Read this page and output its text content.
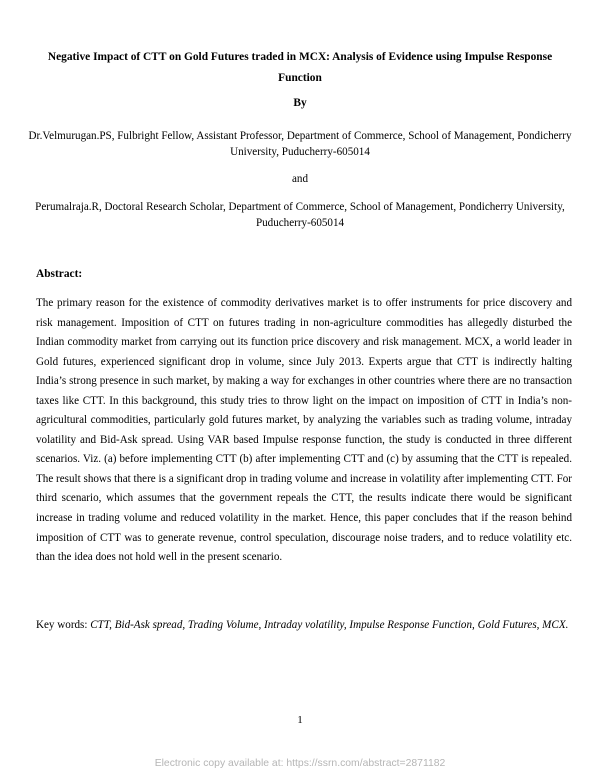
Negative Impact of CTT on Gold Futures traded in MCX: Analysis of Evidence using Impulse Response Function
By
Dr.Velmurugan.PS, Fulbright Fellow, Assistant Professor, Department of Commerce, School of Management, Pondicherry University, Puducherry-605014
and
Perumalraja.R, Doctoral Research Scholar, Department of Commerce, School of Management, Pondicherry University, Puducherry-605014
Abstract:
The primary reason for the existence of commodity derivatives market is to offer instruments for price discovery and risk management. Imposition of CTT on futures trading in non-agriculture commodities has allegedly disturbed the Indian commodity market from carrying out its function price discovery and risk management. MCX, a world leader in Gold futures, experienced significant drop in volume, since July 2013. Experts argue that CTT is indirectly halting India’s strong presence in such market, by making a way for exchanges in other countries where there are no transaction taxes like CTT. In this background, this study tries to throw light on the impact on imposition of CTT in India’s non-agricultural commodities, particularly gold futures market, by analyzing the variables such as trading volume, intraday volatility and Bid-Ask spread. Using VAR based Impulse response function, the study is conducted in three different scenarios. Viz. (a) before implementing CTT (b) after implementing CTT and (c) by assuming that the CTT is repealed. The result shows that there is a significant drop in trading volume and increase in volatility after implementing CTT. For third scenario, which assumes that the government repeals the CTT, the results indicate there would be significant increase in trading volume and reduced volatility in the market. Hence, this paper concludes that if the reason behind imposition of CTT was to generate revenue, control speculation, discourage noise traders, and to reduce volatility etc. than the idea does not hold well in the present scenario.
Key words: CTT, Bid-Ask spread, Trading Volume, Intraday volatility, Impulse Response Function, Gold Futures, MCX.
1
Electronic copy available at: https://ssrn.com/abstract=2871182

◆ Stated problem:
Locate each line with the word "Pondicherry" and copy it.

◆ Final result:
Dr.Velmurugan.PS, Fulbright Fellow, Assistant Professor, Department of Commerce, School of Management, Pondicherry University, Puducherry-605014
Perumalraja.R, Doctoral Research Scholar, Department of Commerce, School of Management, Pondicherry University, Puducherry-605014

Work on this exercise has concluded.